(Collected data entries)
···

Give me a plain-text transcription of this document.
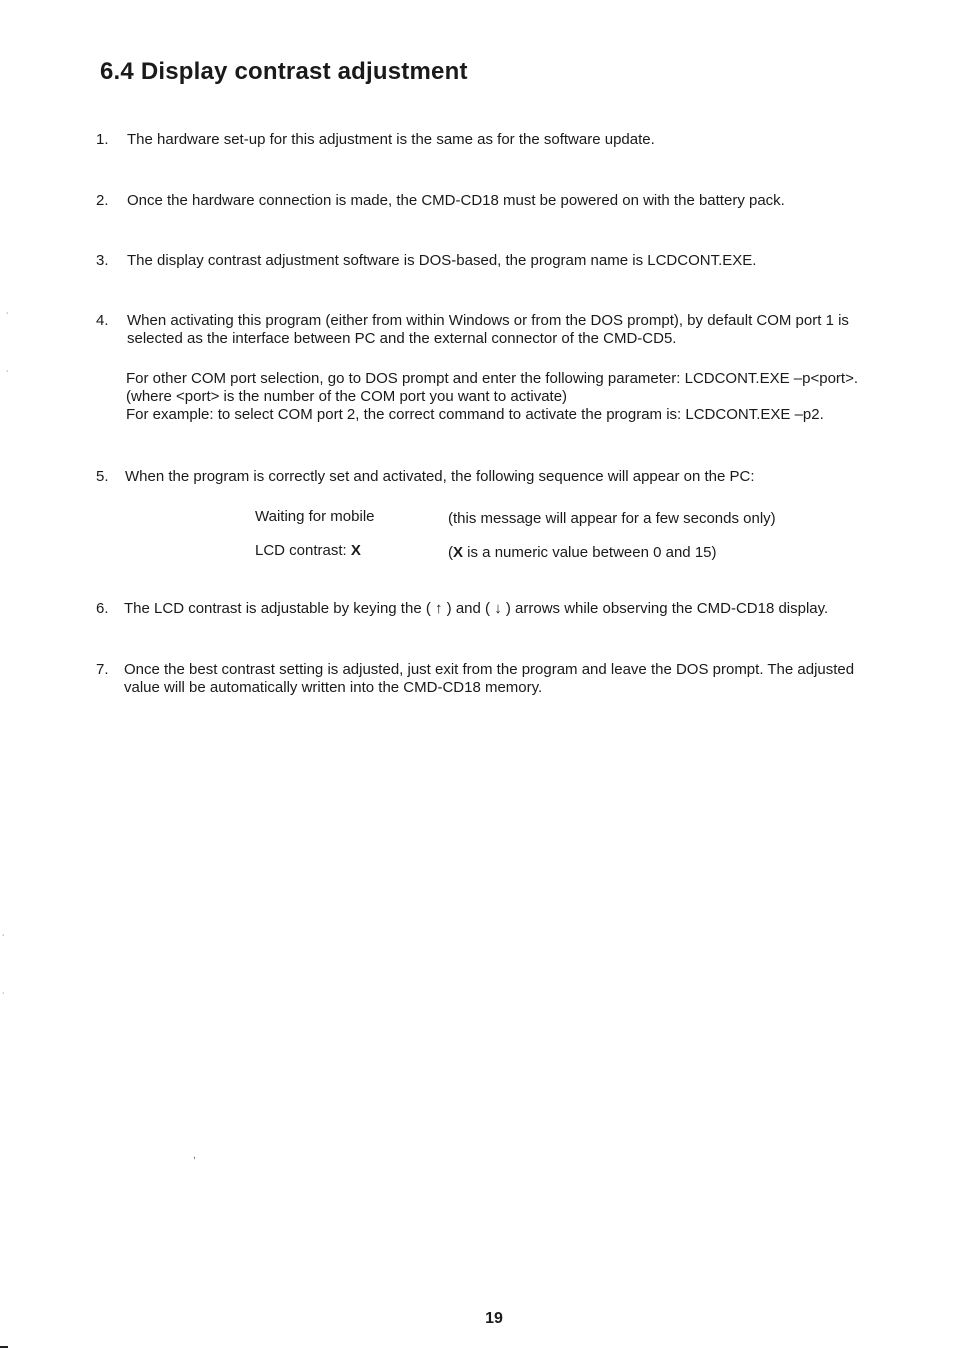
6.4 Display contrast adjustment
1. The hardware set-up for this adjustment is the same as for the software update.
2. Once the hardware connection is made, the CMD-CD18 must be powered on with the battery pack.
3. The display contrast adjustment software is DOS-based, the program name is LCDCONT.EXE.
4. When activating this program (either from within Windows or from the DOS prompt), by default COM port 1 is
selected as the interface between PC and the external connector of the CMD-CD5.
For other COM port selection, go to DOS prompt and enter the following parameter: LCDCONT.EXE –p<port>.
(where <port> is the number of the COM port you want to activate)
For example: to select COM port 2, the correct command to activate the program is: LCDCONT.EXE –p2.
5. When the program is correctly set and activated, the following sequence will appear on the PC:
Waiting for mobile	(this message will appear for a few seconds only)
LCD contrast: X	(X is a numeric value between 0 and 15)
6. The LCD contrast is adjustable by keying the ( ↑ ) and ( ↓ ) arrows while observing the CMD-CD18 display.
7. Once the best contrast setting is adjusted, just exit from the program and leave the DOS prompt. The adjusted
value will be automatically written into the CMD-CD18 memory.
˙
˙
˙
˙
,
19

···

Stated exercise =
Copy every record above exactly as written, but leave out the pictures.

Response to this exercise =
Give me a plain-text transcription of this document.
6.4 Display contrast adjustment
1. The hardware set-up for this adjustment is the same as for the software update.
2. Once the hardware connection is made, the CMD-CD18 must be powered on with the battery pack.
3. The display contrast adjustment software is DOS-based, the program name is LCDCONT.EXE.
4. When activating this program (either from within Windows or from the DOS prompt), by default COM port 1 is
selected as the interface between PC and the external connector of the CMD-CD5.
For other COM port selection, go to DOS prompt and enter the following parameter: LCDCONT.EXE –p<port>.
(where <port> is the number of the COM port you want to activate)
For example: to select COM port 2, the correct command to activate the program is: LCDCONT.EXE –p2.
5. When the program is correctly set and activated, the following sequence will appear on the PC:
Waiting for mobile	(this message will appear for a few seconds only)
LCD contrast: X	(X is a numeric value between 0 and 15)
6. The LCD contrast is adjustable by keying the ( ↑ ) and ( ↓ ) arrows while observing the CMD-CD18 display.
7. Once the best contrast setting is adjusted, just exit from the program and leave the DOS prompt. The adjusted
value will be automatically written into the CMD-CD18 memory.
˙
˙
˙
˙
,
19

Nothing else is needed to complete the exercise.